● **Written tasks**
1. From the pesto passage, set down the words from "First we make" to "is exceptionally good.".
2. Answer these questions using the pesto passage:
(a) When does Enrichetta say the garlic goes in, and for what reason?
(b) What does Sergio say he would rather have than pesto made by a bad cook in a mortar?
(c) How are Enrichetta's pestos different from Gianni Bruzzone's?
3. Name every person identified by name in the pesto passage.

● **Document**
>> begin
Because pesto has been a way of life for Sergio since he was a child, he has no nostalgia. That's why when I ask, "Is there really a difference between the mortar and the blender?" I know I am baiting him. His answer: "I'd rather have pesto made by a good cook in a blender than pesto made by a bad cook in a mortar." Then he adds, "You don't still wash your clothes in a river, do you?"

First we make pesto in a mortar, using Lilli's basil. Enrichetta insists that garlic goes in after the rest of the ingredients, to prevent bitterness. Handing me the pestle, she tells me to pound toward the center and rotate the mortar clockwise as I go. Before long, and with not a little bit of muscle, the leaves and cheese and nuts and garlic magically transform into a verdant cream.For the next batch, the same ingredients go into the blender, which Enrichetta plays like an instrument, repeatedly stopping it to press down the contents with a spatula. The result is smooth if not quite as luxurious and creamy as the traditional method. Still, I have to admit the blender version is exceptionally good.

As we sit to eat, Enrichetta's pestos strike me as every bit as perfect as Gianni Bruzzone's. But they are different—silkier. I am not quite sure why, but I know now that each and every pesto is unique. Each one is an expression of its maker. I have deciphered Sergio's riddle. Pesto is indeed the way a person makes pesto.
>> end
● **Listed entries**
>> begin
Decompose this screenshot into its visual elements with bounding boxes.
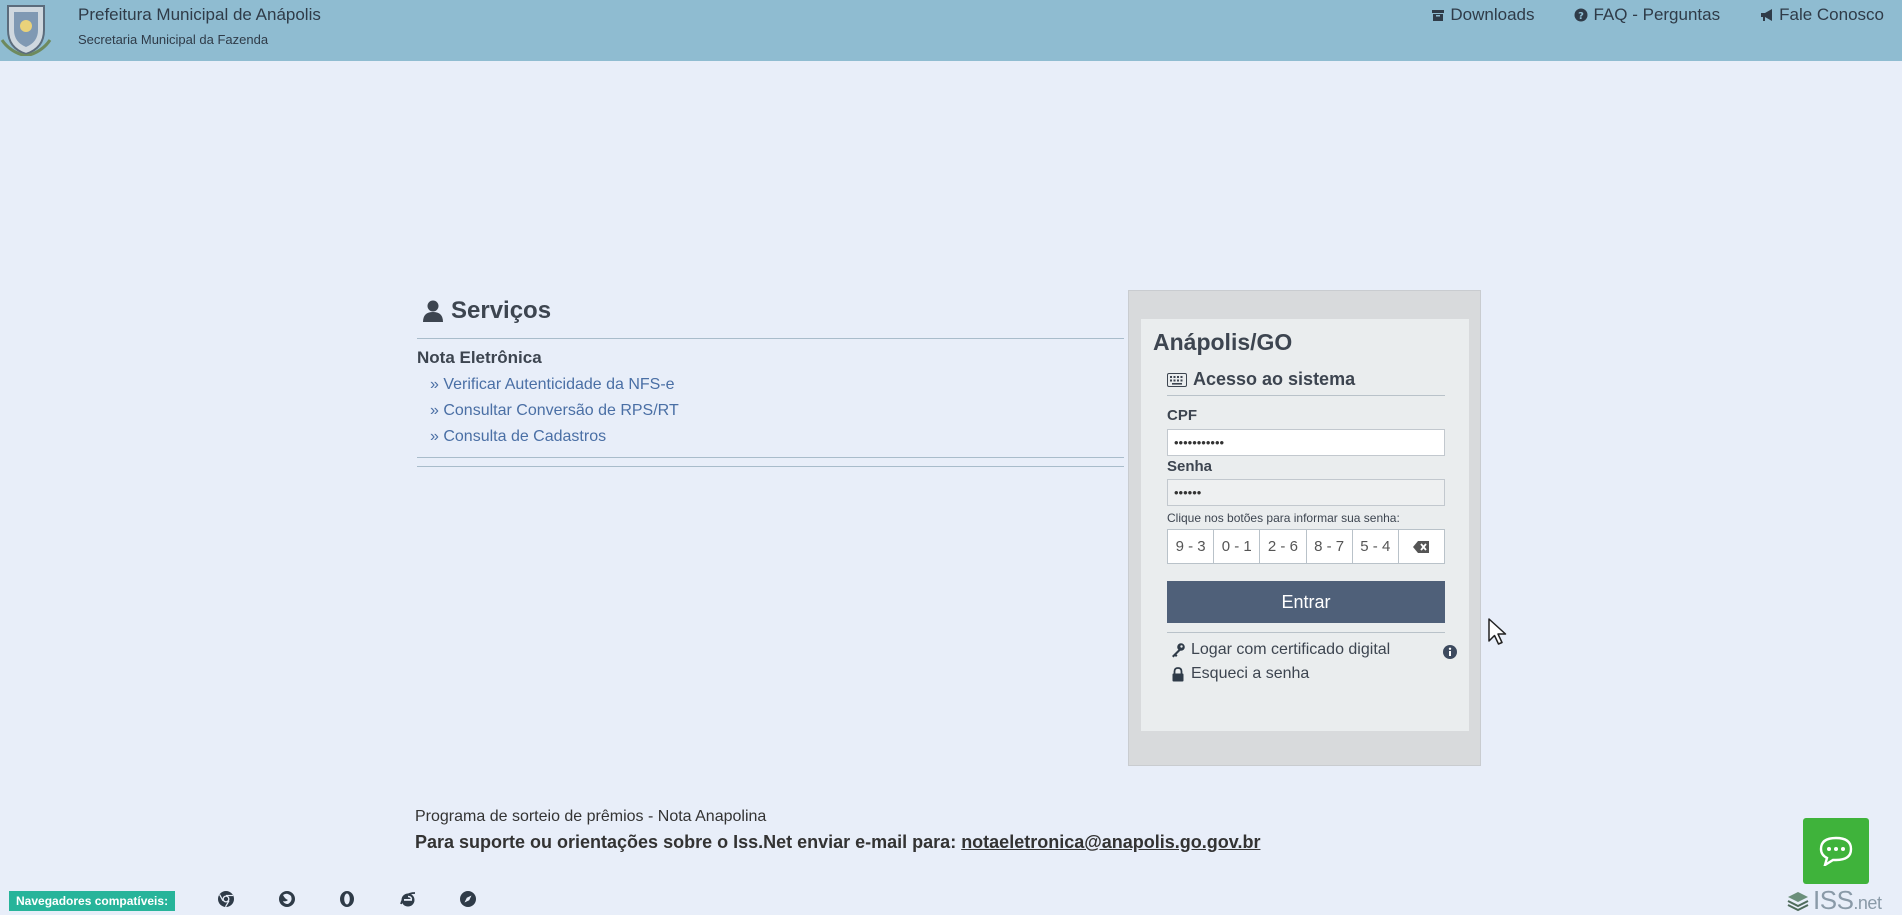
- enter-button[interactable]: Entrar: [1167, 581, 1445, 623]
- user-icon: [423, 300, 443, 322]
- nav-downloads[interactable]: Downloads: [1431, 5, 1534, 25]
- cpf-label: CPF: [1167, 407, 1197, 424]
- link-registry-lookup[interactable]: » Consulta de Cadastros: [430, 424, 1124, 450]
- bullhorn-icon: [1761, 9, 1773, 21]
- issnet-logo: ISS.net: [1786, 885, 1882, 915]
- brand-suffix: .net: [1853, 893, 1882, 913]
- keypad-key[interactable]: 2 - 6: [1260, 530, 1307, 563]
- city-coat-of-arms-icon: [0, 5, 52, 56]
- keypad-key[interactable]: 9 - 3: [1168, 530, 1215, 563]
- chrome-icon[interactable]: [217, 890, 235, 908]
- nav-faq[interactable]: ? FAQ - Perguntas: [1574, 5, 1720, 25]
- info-icon[interactable]: [1443, 645, 1457, 659]
- forgot-password-label: Esqueci a senha: [1191, 665, 1310, 682]
- cpf-input[interactable]: [1167, 429, 1445, 456]
- org-subtitle: Secretaria Municipal da Fazenda: [78, 32, 269, 47]
- divider: [417, 466, 1124, 467]
- svg-text:?: ?: [1579, 11, 1585, 22]
- nav-faq-label: FAQ - Perguntas: [1593, 5, 1721, 24]
- section-nota-eletronica: Nota Eletrônica: [417, 348, 542, 367]
- top-nav: Downloads ? FAQ - Perguntas Fale Conosco: [1431, 5, 1884, 25]
- link-rps-conversion[interactable]: » Consultar Conversão de RPS/RT: [430, 398, 1124, 424]
- compatible-browsers-badge: Navegadores compatíveis:: [9, 891, 176, 911]
- org-title: Prefeitura Municipal de Anápolis: [78, 5, 321, 24]
- password-keypad: 9 - 3 0 - 1 2 - 6 8 - 7 5 - 4: [1167, 529, 1445, 564]
- divider: [1167, 632, 1445, 633]
- login-panel: Anápolis/GO Acesso ao sistema CPF Senha …: [1128, 290, 1481, 766]
- nav-contact[interactable]: Fale Conosco: [1760, 5, 1884, 25]
- prize-program-text: Programa de sorteio de prêmios - Nota An…: [415, 808, 767, 825]
- safari-icon[interactable]: [459, 890, 477, 908]
- top-header: Prefeitura Municipal de Anápolis Secreta…: [0, 0, 1902, 61]
- issnet-brand: ISS.net: [1813, 885, 1882, 915]
- keypad-key[interactable]: 0 - 1: [1214, 530, 1261, 563]
- chat-button[interactable]: [1803, 818, 1869, 884]
- password-label: Senha: [1167, 458, 1213, 475]
- password-input[interactable]: [1167, 479, 1445, 506]
- lock-icon: [1172, 666, 1184, 681]
- opera-icon[interactable]: [338, 890, 356, 908]
- forgot-password-link[interactable]: Esqueci a senha: [1171, 665, 1309, 683]
- login-box: Anápolis/GO Acesso ao sistema CPF Senha …: [1141, 319, 1469, 731]
- services-title: Serviços: [451, 297, 552, 324]
- city-title: Anápolis/GO: [1153, 329, 1293, 355]
- brand-name: ISS: [1813, 885, 1854, 915]
- access-title: Acesso ao sistema: [1193, 369, 1356, 389]
- box-icon: [1432, 10, 1445, 21]
- digital-certificate-link[interactable]: Logar com certificado digital: [1171, 641, 1390, 659]
- key-icon: [1172, 642, 1185, 657]
- nav-downloads-label: Downloads: [1450, 5, 1535, 24]
- digital-certificate-label: Logar com certificado digital: [1191, 641, 1391, 658]
- keypad-hint: Clique nos botões para informar sua senh…: [1167, 511, 1400, 525]
- divider: [417, 457, 1124, 458]
- nav-contact-label: Fale Conosco: [1779, 5, 1884, 24]
- keypad-backspace[interactable]: [1399, 530, 1444, 563]
- support-text: Para suporte ou orientações sobre o Iss.…: [415, 832, 1260, 853]
- firefox-icon[interactable]: [278, 890, 296, 908]
- stacked-layers-icon: [1787, 891, 1809, 911]
- keypad-key[interactable]: 8 - 7: [1307, 530, 1353, 563]
- chat-bubble-icon: [1819, 836, 1853, 866]
- keyboard-icon: [1167, 372, 1187, 387]
- service-links: » Verificar Autenticidade da NFS-e » Con…: [417, 372, 1124, 450]
- access-heading: Acesso ao sistema: [1167, 369, 1355, 390]
- backspace-icon: [1413, 540, 1430, 553]
- keypad-key[interactable]: 5 - 4: [1353, 530, 1399, 563]
- mouse-cursor-icon: [1488, 618, 1507, 645]
- divider: [1167, 395, 1445, 396]
- support-message: Para suporte ou orientações sobre o Iss.…: [415, 832, 962, 852]
- services-panel: Serviços Nota Eletrônica » Verificar Aut…: [417, 296, 1124, 467]
- services-heading: Serviços: [417, 296, 1124, 326]
- question-circle-icon: ?: [1574, 8, 1588, 22]
- divider: [417, 338, 1124, 339]
- support-email-link[interactable]: notaeletronica@anapolis.go.gov.br: [961, 832, 1260, 852]
- ie-icon[interactable]: [399, 890, 417, 908]
- link-verify-nfse[interactable]: » Verificar Autenticidade da NFS-e: [430, 372, 1124, 398]
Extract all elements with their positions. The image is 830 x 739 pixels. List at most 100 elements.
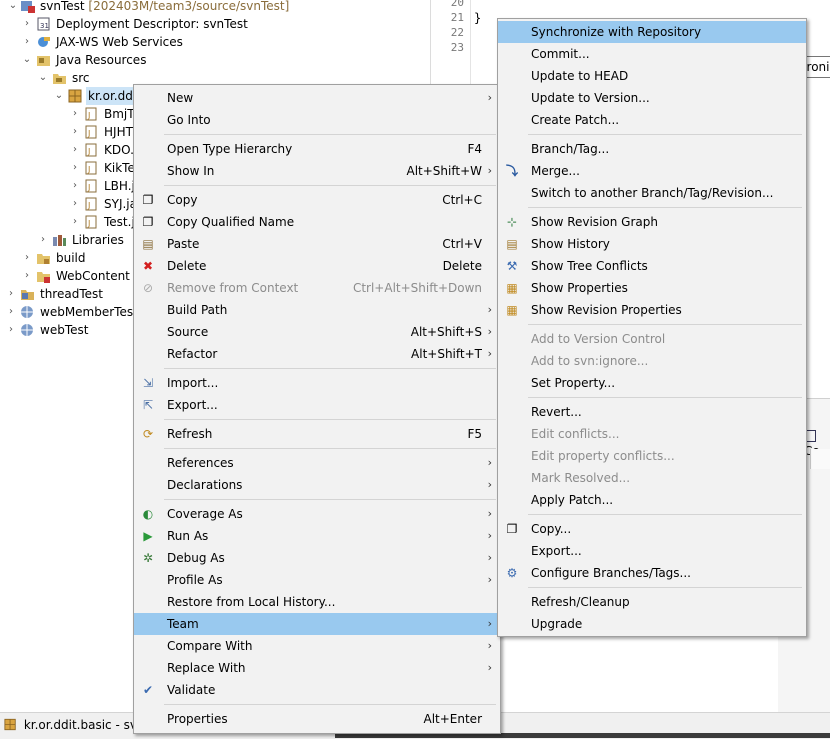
menu-validate[interactable]: ✔ Validate xyxy=(134,679,500,701)
team-revision-properties[interactable]: ▦ Show Revision Properties xyxy=(498,299,806,321)
tree-java-resources[interactable]: ⌄ Java Resources xyxy=(0,51,430,69)
menu-label: Compare With xyxy=(167,639,253,653)
team-add-svn-ignore[interactable]: Add to svn:ignore... xyxy=(498,350,806,372)
team-branch-tag[interactable]: Branch/Tag... xyxy=(498,138,806,160)
expand-toggle[interactable]: › xyxy=(70,123,80,141)
team-update-version[interactable]: Update to Version... xyxy=(498,87,806,109)
team-merge[interactable]: ⤵ Merge... xyxy=(498,160,806,182)
expand-toggle[interactable]: › xyxy=(38,231,48,249)
web-services-icon xyxy=(38,37,50,47)
menu-label: Refactor xyxy=(167,347,218,361)
menu-label: Show Properties xyxy=(531,281,628,295)
menu-remove-from-context[interactable]: ⊘ Remove from Context Ctrl+Alt+Shift+Down xyxy=(134,277,500,299)
menu-separator xyxy=(164,499,496,500)
expand-toggle[interactable]: › xyxy=(22,267,32,285)
tree-jaxws[interactable]: › JAX-WS Web Services xyxy=(0,33,430,51)
expand-toggle[interactable]: › xyxy=(22,249,32,267)
expand-toggle[interactable]: › xyxy=(70,105,80,123)
team-edit-property-conflicts[interactable]: Edit property conflicts... xyxy=(498,445,806,467)
menu-shortcut: Ctrl+Alt+Shift+Down xyxy=(352,281,482,295)
expand-toggle[interactable]: › xyxy=(70,213,80,231)
svg-text:31: 31 xyxy=(40,22,49,30)
menu-export[interactable]: ⇱ Export... xyxy=(134,394,500,416)
expand-toggle[interactable]: ⌄ xyxy=(22,51,32,69)
java-resources-icon xyxy=(37,56,50,66)
team-apply-patch[interactable]: Apply Patch... xyxy=(498,489,806,511)
team-revert[interactable]: Revert... xyxy=(498,401,806,423)
menu-copy[interactable]: ❐ Copy Ctrl+C xyxy=(134,189,500,211)
expand-toggle[interactable]: › xyxy=(70,177,80,195)
menu-build-path[interactable]: Build Path › xyxy=(134,299,500,321)
menu-paste[interactable]: ▤ Paste Ctrl+V xyxy=(134,233,500,255)
menu-new[interactable]: New › xyxy=(134,87,500,109)
context-menu: New › Go Into Open Type Hierarchy F4 Show … xyxy=(133,84,501,734)
menu-refresh[interactable]: ⟳ Refresh F5 xyxy=(134,423,500,445)
tree-label: threadTest xyxy=(40,287,103,301)
menu-declarations[interactable]: Declarations › xyxy=(134,474,500,496)
menu-label: Export... xyxy=(167,398,218,412)
menu-copy-qualified-name[interactable]: ❐ Copy Qualified Name xyxy=(134,211,500,233)
menu-open-type-hierarchy[interactable]: Open Type Hierarchy F4 xyxy=(134,138,500,160)
menu-debug-as[interactable]: ✲ Debug As › xyxy=(134,547,500,569)
team-tree-conflicts[interactable]: ⚒ Show Tree Conflicts xyxy=(498,255,806,277)
expand-toggle[interactable]: › xyxy=(6,285,16,303)
team-mark-resolved[interactable]: Mark Resolved... xyxy=(498,467,806,489)
expand-toggle[interactable]: ⌄ xyxy=(38,69,48,87)
expand-toggle[interactable]: › xyxy=(6,303,16,321)
team-create-patch[interactable]: Create Patch... xyxy=(498,109,806,131)
team-copy[interactable]: ❐ Copy... xyxy=(498,518,806,540)
menu-import[interactable]: ⇲ Import... xyxy=(134,372,500,394)
menu-label: New xyxy=(167,91,194,105)
menu-label: Show Tree Conflicts xyxy=(531,259,648,273)
expand-toggle[interactable]: ⌄ xyxy=(54,87,64,105)
team-switch[interactable]: Switch to another Branch/Tag/Revision... xyxy=(498,182,806,204)
menu-references[interactable]: References › xyxy=(134,452,500,474)
svg-text:J: J xyxy=(87,165,90,174)
lower-view-tab[interactable]: Co xyxy=(804,427,830,458)
team-show-history[interactable]: ▤ Show History xyxy=(498,233,806,255)
team-edit-conflicts[interactable]: Edit conflicts... xyxy=(498,423,806,445)
menu-team[interactable]: Team › xyxy=(134,613,500,635)
team-synchronize[interactable]: Synchronize with Repository xyxy=(498,21,806,43)
menu-shortcut: Alt+Enter xyxy=(423,712,482,726)
team-export[interactable]: Export... xyxy=(498,540,806,562)
menu-source[interactable]: Source Alt+Shift+S › xyxy=(134,321,500,343)
team-configure-branches[interactable]: ⚙ Configure Branches/Tags... xyxy=(498,562,806,584)
team-update-head[interactable]: Update to HEAD xyxy=(498,65,806,87)
tree-label: webMemberTest xyxy=(40,305,138,319)
expand-toggle[interactable]: › xyxy=(22,15,32,33)
menu-delete[interactable]: ✖ Delete Delete xyxy=(134,255,500,277)
menu-properties[interactable]: Properties Alt+Enter xyxy=(134,708,500,730)
team-revision-graph[interactable]: ⊹ Show Revision Graph xyxy=(498,211,806,233)
expand-toggle[interactable]: › xyxy=(70,141,80,159)
tree-label: LBH.j xyxy=(104,179,135,193)
menu-shortcut: Ctrl+C xyxy=(442,193,482,207)
team-upgrade[interactable]: Upgrade xyxy=(498,613,806,635)
menu-restore-local-history[interactable]: Restore from Local History... xyxy=(134,591,500,613)
debug-icon: ✲ xyxy=(142,551,154,565)
team-set-property[interactable]: Set Property... xyxy=(498,372,806,394)
menu-go-into[interactable]: Go Into xyxy=(134,109,500,131)
menu-run-as[interactable]: ▶ Run As › xyxy=(134,525,500,547)
menu-show-in[interactable]: Show In Alt+Shift+W › xyxy=(134,160,500,182)
tree-project-svntest[interactable]: ⌄ svnTest [202403M/team3/source/svnTest] xyxy=(0,0,430,15)
expand-toggle[interactable]: ⌄ xyxy=(8,0,18,15)
expand-toggle[interactable]: › xyxy=(22,33,32,51)
team-add-version-control[interactable]: Add to Version Control xyxy=(498,328,806,350)
submenu-arrow-icon: › xyxy=(487,325,492,338)
tree-label: build xyxy=(56,251,86,265)
menu-refactor[interactable]: Refactor Alt+Shift+T › xyxy=(134,343,500,365)
expand-toggle[interactable]: › xyxy=(70,195,80,213)
expand-toggle[interactable]: › xyxy=(70,159,80,177)
team-show-properties[interactable]: ▦ Show Properties xyxy=(498,277,806,299)
team-commit[interactable]: Commit... xyxy=(498,43,806,65)
coverage-icon: ◐ xyxy=(142,507,154,521)
menu-profile-as[interactable]: Profile As › xyxy=(134,569,500,591)
remove-context-icon: ⊘ xyxy=(142,281,154,295)
menu-compare-with[interactable]: Compare With › xyxy=(134,635,500,657)
expand-toggle[interactable]: › xyxy=(6,321,16,339)
menu-replace-with[interactable]: Replace With › xyxy=(134,657,500,679)
team-refresh-cleanup[interactable]: Refresh/Cleanup xyxy=(498,591,806,613)
menu-coverage-as[interactable]: ◐ Coverage As › xyxy=(134,503,500,525)
tree-deployment-descriptor[interactable]: › 31 Deployment Descriptor: svnTest xyxy=(0,15,430,33)
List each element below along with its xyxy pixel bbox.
>> end
● **Task results**
1.
First we make pesto in a mortar, using Lilli's basil. Enrichetta insists that garlic goes in after the rest of the ingredients, to prevent bitterness. Handing me the pestle, she tells me to pound toward the center and rotate the mortar clockwise as I go. Before long, and with not a little bit of muscle, the leaves and cheese and nuts and garlic magically transform into a verdant cream.For the next batch, the same ingredients go into the blender, which Enrichetta plays like an instrument, repeatedly stopping it to press down the contents with a spatula. The result is smooth if not quite as luxurious and creamy as the traditional method. Still, I have to admit the blender version is exceptionally good.

2.
(a) After the rest of the ingredients, to prevent bitterness.
(b) Pesto made by a good cook in a blender.
(c) They are silkier.

3. Sergio, Lilli, Enrichetta, Gianni Bruzzone